> [PROBLEM TO WORK ON]:
Extract each line where the string "document" shows up.

> [INPUT DATA]:
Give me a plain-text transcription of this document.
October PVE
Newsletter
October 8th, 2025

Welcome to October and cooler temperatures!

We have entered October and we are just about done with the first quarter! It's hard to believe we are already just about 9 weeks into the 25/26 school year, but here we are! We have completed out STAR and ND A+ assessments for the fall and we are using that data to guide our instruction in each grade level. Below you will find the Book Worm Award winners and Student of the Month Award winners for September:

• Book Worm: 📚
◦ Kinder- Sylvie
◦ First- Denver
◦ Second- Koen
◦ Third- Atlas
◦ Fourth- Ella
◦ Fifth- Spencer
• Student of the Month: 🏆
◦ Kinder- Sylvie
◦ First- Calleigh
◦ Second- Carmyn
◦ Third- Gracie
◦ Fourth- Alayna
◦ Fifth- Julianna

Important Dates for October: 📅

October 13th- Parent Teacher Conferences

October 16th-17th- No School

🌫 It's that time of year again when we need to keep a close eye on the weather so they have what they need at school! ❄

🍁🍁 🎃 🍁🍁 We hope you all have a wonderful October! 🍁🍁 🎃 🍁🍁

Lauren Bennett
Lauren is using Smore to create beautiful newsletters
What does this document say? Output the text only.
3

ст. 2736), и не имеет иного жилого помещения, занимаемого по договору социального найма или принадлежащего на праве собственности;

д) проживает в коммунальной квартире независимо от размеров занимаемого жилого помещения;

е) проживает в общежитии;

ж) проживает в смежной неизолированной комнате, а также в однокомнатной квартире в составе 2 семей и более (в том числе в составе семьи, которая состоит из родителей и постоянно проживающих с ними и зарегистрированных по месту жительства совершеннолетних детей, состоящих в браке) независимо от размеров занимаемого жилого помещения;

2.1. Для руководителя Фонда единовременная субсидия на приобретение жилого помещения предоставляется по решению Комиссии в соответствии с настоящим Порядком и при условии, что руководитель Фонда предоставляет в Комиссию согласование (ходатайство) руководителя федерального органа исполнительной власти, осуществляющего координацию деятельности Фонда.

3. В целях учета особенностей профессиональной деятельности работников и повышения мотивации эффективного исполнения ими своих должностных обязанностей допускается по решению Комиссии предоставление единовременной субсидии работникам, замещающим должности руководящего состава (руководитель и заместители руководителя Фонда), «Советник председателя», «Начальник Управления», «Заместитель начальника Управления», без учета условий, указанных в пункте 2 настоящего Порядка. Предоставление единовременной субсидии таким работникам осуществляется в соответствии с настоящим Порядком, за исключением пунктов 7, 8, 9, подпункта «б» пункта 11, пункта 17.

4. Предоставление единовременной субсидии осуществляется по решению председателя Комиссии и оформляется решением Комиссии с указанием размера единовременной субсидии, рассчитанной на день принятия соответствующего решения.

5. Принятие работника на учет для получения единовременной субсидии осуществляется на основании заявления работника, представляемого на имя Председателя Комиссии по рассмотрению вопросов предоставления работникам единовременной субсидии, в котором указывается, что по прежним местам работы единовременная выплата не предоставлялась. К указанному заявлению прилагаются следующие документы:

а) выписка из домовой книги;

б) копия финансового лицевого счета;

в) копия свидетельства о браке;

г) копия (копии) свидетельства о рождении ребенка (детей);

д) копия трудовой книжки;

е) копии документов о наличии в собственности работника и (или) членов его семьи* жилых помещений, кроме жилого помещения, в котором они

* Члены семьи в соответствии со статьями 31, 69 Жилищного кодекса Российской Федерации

> [EXERCISE SOLUTION]:
Give me a plain-text transcription of this document.
What does this document say? Output the text only.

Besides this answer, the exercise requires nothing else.